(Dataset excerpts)
>>>>>

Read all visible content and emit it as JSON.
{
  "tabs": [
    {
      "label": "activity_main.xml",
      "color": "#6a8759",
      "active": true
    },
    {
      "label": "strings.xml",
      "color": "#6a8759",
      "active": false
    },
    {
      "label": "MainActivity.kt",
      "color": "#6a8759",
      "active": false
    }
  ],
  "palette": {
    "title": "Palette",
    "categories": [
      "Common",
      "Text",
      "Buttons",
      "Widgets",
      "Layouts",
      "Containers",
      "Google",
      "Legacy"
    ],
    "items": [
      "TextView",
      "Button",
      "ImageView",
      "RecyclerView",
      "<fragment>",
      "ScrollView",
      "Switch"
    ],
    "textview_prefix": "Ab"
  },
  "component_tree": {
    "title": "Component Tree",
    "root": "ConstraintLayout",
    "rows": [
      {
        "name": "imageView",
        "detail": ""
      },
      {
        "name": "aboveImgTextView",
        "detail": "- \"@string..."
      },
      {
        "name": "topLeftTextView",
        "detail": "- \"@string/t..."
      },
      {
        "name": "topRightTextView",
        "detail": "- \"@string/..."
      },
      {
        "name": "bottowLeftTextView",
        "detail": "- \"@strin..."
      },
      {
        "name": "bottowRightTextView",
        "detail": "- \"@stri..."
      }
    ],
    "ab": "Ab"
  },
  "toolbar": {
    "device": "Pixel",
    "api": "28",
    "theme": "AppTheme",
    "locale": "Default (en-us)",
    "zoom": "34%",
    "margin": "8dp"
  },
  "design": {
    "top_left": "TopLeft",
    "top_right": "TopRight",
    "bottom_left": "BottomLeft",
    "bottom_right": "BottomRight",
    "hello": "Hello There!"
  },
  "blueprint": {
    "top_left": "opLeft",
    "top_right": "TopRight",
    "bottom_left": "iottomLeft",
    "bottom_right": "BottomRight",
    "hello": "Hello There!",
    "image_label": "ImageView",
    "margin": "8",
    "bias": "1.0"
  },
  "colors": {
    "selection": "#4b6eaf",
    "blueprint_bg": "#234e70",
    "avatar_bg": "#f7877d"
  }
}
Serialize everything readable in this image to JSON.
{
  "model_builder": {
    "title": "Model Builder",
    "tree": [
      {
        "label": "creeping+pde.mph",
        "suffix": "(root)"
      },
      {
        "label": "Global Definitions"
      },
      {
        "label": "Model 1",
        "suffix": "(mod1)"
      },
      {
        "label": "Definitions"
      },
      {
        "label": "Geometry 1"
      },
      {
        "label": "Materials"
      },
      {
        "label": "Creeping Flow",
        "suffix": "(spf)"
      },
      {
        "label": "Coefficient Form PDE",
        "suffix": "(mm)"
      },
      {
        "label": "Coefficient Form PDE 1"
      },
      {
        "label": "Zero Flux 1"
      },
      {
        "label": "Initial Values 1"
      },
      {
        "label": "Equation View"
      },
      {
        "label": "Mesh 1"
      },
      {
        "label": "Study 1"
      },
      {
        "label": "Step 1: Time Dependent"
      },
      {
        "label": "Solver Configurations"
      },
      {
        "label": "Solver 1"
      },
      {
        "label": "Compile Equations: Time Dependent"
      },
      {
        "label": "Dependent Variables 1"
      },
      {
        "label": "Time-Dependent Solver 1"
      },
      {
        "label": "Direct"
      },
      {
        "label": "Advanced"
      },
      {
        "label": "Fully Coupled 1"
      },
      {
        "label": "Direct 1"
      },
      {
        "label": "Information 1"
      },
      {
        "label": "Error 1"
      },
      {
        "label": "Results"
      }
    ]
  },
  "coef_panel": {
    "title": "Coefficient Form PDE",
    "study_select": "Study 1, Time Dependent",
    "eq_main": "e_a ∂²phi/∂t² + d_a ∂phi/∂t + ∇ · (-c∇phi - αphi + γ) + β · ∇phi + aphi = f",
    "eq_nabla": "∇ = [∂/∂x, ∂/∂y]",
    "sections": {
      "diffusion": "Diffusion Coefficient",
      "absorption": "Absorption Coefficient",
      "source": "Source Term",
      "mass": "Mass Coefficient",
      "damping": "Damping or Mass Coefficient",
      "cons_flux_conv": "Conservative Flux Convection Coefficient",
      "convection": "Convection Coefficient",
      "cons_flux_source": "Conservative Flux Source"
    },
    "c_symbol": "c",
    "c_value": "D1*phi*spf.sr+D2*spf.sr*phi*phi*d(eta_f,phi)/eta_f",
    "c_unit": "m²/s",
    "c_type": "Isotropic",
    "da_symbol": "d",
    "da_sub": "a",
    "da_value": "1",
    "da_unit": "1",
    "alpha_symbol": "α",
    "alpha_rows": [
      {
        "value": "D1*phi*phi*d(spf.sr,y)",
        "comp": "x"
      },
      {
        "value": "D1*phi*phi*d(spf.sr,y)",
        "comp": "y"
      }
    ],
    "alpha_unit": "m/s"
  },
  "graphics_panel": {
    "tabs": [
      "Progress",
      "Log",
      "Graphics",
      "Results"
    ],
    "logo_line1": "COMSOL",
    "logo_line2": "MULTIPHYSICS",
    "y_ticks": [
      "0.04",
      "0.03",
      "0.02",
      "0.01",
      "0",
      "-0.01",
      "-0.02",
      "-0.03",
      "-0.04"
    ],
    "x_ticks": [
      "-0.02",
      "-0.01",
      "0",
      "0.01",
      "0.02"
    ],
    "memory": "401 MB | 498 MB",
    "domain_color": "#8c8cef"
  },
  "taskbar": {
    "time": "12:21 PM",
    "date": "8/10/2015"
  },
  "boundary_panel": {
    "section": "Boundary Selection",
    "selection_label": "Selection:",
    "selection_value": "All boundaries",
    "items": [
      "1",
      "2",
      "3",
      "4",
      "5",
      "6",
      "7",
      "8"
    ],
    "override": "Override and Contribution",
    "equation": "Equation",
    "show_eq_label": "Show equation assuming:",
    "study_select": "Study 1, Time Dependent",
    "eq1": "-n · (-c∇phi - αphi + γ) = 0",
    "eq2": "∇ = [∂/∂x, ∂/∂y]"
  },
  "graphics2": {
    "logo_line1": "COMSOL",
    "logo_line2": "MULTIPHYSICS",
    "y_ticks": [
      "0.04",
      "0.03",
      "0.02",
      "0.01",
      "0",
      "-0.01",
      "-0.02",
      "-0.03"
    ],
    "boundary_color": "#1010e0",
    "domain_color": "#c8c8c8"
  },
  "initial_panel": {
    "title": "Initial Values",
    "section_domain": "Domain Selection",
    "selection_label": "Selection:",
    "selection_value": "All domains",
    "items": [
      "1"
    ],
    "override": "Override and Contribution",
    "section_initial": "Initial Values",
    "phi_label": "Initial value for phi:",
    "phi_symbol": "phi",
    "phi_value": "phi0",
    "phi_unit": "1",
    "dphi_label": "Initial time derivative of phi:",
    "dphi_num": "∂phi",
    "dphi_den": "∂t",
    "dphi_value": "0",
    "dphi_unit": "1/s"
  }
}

<<<<<

• **REQUIREMENT**
Reproduce each record exactly as it appears.

• **CORRECT RESPONSE**
Read all visible content and emit it as JSON.
{
  "tabs": [
    {
      "label": "activity_main.xml",
      "color": "#6a8759",
      "active": true
    },
    {
      "label": "strings.xml",
      "color": "#6a8759",
      "active": false
    },
    {
      "label": "MainActivity.kt",
      "color": "#6a8759",
      "active": false
    }
  ],
  "palette": {
    "title": "Palette",
    "categories": [
      "Common",
      "Text",
      "Buttons",
      "Widgets",
      "Layouts",
      "Containers",
      "Google",
      "Legacy"
    ],
    "items": [
      "TextView",
      "Button",
      "ImageView",
      "RecyclerView",
      "<fragment>",
      "ScrollView",
      "Switch"
    ],
    "textview_prefix": "Ab"
  },
  "component_tree": {
    "title": "Component Tree",
    "root": "ConstraintLayout",
    "rows": [
      {
        "name": "imageView",
        "detail": ""
      },
      {
        "name": "aboveImgTextView",
        "detail": "- \"@string..."
      },
      {
        "name": "topLeftTextView",
        "detail": "- \"@string/t..."
      },
      {
        "name": "topRightTextView",
        "detail": "- \"@string/..."
      },
      {
        "name": "bottowLeftTextView",
        "detail": "- \"@strin..."
      },
      {
        "name": "bottowRightTextView",
        "detail": "- \"@stri..."
      }
    ],
    "ab": "Ab"
  },
  "toolbar": {
    "device": "Pixel",
    "api": "28",
    "theme": "AppTheme",
    "locale": "Default (en-us)",
    "zoom": "34%",
    "margin": "8dp"
  },
  "design": {
    "top_left": "TopLeft",
    "top_right": "TopRight",
    "bottom_left": "BottomLeft",
    "bottom_right": "BottomRight",
    "hello": "Hello There!"
  },
  "blueprint": {
    "top_left": "opLeft",
    "top_right": "TopRight",
    "bottom_left": "iottomLeft",
    "bottom_right": "BottomRight",
    "hello": "Hello There!",
    "image_label": "ImageView",
    "margin": "8",
    "bias": "1.0"
  },
  "colors": {
    "selection": "#4b6eaf",
    "blueprint_bg": "#234e70",
    "avatar_bg": "#f7877d"
  }
}
Serialize everything readable in this image to JSON.
{
  "model_builder": {
    "title": "Model Builder",
    "tree": [
      {
        "label": "creeping+pde.mph",
        "suffix": "(root)"
      },
      {
        "label": "Global Definitions"
      },
      {
        "label": "Model 1",
        "suffix": "(mod1)"
      },
      {
        "label": "Definitions"
      },
      {
        "label": "Geometry 1"
      },
      {
        "label": "Materials"
      },
      {
        "label": "Creeping Flow",
        "suffix": "(spf)"
      },
      {
        "label": "Coefficient Form PDE",
        "suffix": "(mm)"
      },
      {
        "label": "Coefficient Form PDE 1"
      },
      {
        "label": "Zero Flux 1"
      },
      {
        "label": "Initial Values 1"
      },
      {
        "label": "Equation View"
      },
      {
        "label": "Mesh 1"
      },
      {
        "label": "Study 1"
      },
      {
        "label": "Step 1: Time Dependent"
      },
      {
        "label": "Solver Configurations"
      },
      {
        "label": "Solver 1"
      },
      {
        "label": "Compile Equations: Time Dependent"
      },
      {
        "label": "Dependent Variables 1"
      },
      {
        "label": "Time-Dependent Solver 1"
      },
      {
        "label": "Direct"
      },
      {
        "label": "Advanced"
      },
      {
        "label": "Fully Coupled 1"
      },
      {
        "label": "Direct 1"
      },
      {
        "label": "Information 1"
      },
      {
        "label": "Error 1"
      },
      {
        "label": "Results"
      }
    ]
  },
  "coef_panel": {
    "title": "Coefficient Form PDE",
    "study_select": "Study 1, Time Dependent",
    "eq_main": "e_a ∂²phi/∂t² + d_a ∂phi/∂t + ∇ · (-c∇phi - αphi + γ) + β · ∇phi + aphi = f",
    "eq_nabla": "∇ = [∂/∂x, ∂/∂y]",
    "sections": {
      "diffusion": "Diffusion Coefficient",
      "absorption": "Absorption Coefficient",
      "source": "Source Term",
      "mass": "Mass Coefficient",
      "damping": "Damping or Mass Coefficient",
      "cons_flux_conv": "Conservative Flux Convection Coefficient",
      "convection": "Convection Coefficient",
      "cons_flux_source": "Conservative Flux Source"
    },
    "c_symbol": "c",
    "c_value": "D1*phi*spf.sr+D2*spf.sr*phi*phi*d(eta_f,phi)/eta_f",
    "c_unit": "m²/s",
    "c_type": "Isotropic",
    "da_symbol": "d",
    "da_sub": "a",
    "da_value": "1",
    "da_unit": "1",
    "alpha_symbol": "α",
    "alpha_rows": [
      {
        "value": "D1*phi*phi*d(spf.sr,y)",
        "comp": "x"
      },
      {
        "value": "D1*phi*phi*d(spf.sr,y)",
        "comp": "y"
      }
    ],
    "alpha_unit": "m/s"
  },
  "graphics_panel": {
    "tabs": [
      "Progress",
      "Log",
      "Graphics",
      "Results"
    ],
    "logo_line1": "COMSOL",
    "logo_line2": "MULTIPHYSICS",
    "y_ticks": [
      "0.04",
      "0.03",
      "0.02",
      "0.01",
      "0",
      "-0.01",
      "-0.02",
      "-0.03",
      "-0.04"
    ],
    "x_ticks": [
      "-0.02",
      "-0.01",
      "0",
      "0.01",
      "0.02"
    ],
    "memory": "401 MB | 498 MB",
    "domain_color": "#8c8cef"
  },
  "taskbar": {
    "time": "12:21 PM",
    "date": "8/10/2015"
  },
  "boundary_panel": {
    "section": "Boundary Selection",
    "selection_label": "Selection:",
    "selection_value": "All boundaries",
    "items": [
      "1",
      "2",
      "3",
      "4",
      "5",
      "6",
      "7",
      "8"
    ],
    "override": "Override and Contribution",
    "equation": "Equation",
    "show_eq_label": "Show equation assuming:",
    "study_select": "Study 1, Time Dependent",
    "eq1": "-n · (-c∇phi - αphi + γ) = 0",
    "eq2": "∇ = [∂/∂x, ∂/∂y]"
  },
  "graphics2": {
    "logo_line1": "COMSOL",
    "logo_line2": "MULTIPHYSICS",
    "y_ticks": [
      "0.04",
      "0.03",
      "0.02",
      "0.01",
      "0",
      "-0.01",
      "-0.02",
      "-0.03"
    ],
    "boundary_color": "#1010e0",
    "domain_color": "#c8c8c8"
  },
  "initial_panel": {
    "title": "Initial Values",
    "section_domain": "Domain Selection",
    "selection_label": "Selection:",
    "selection_value": "All domains",
    "items": [
      "1"
    ],
    "override": "Override and Contribution",
    "section_initial": "Initial Values",
    "phi_label": "Initial value for phi:",
    "phi_symbol": "phi",
    "phi_value": "phi0",
    "phi_unit": "1",
    "dphi_label": "Initial time derivative of phi:",
    "dphi_num": "∂phi",
    "dphi_den": "∂t",
    "dphi_value": "0",
    "dphi_unit": "1/s"
  }
}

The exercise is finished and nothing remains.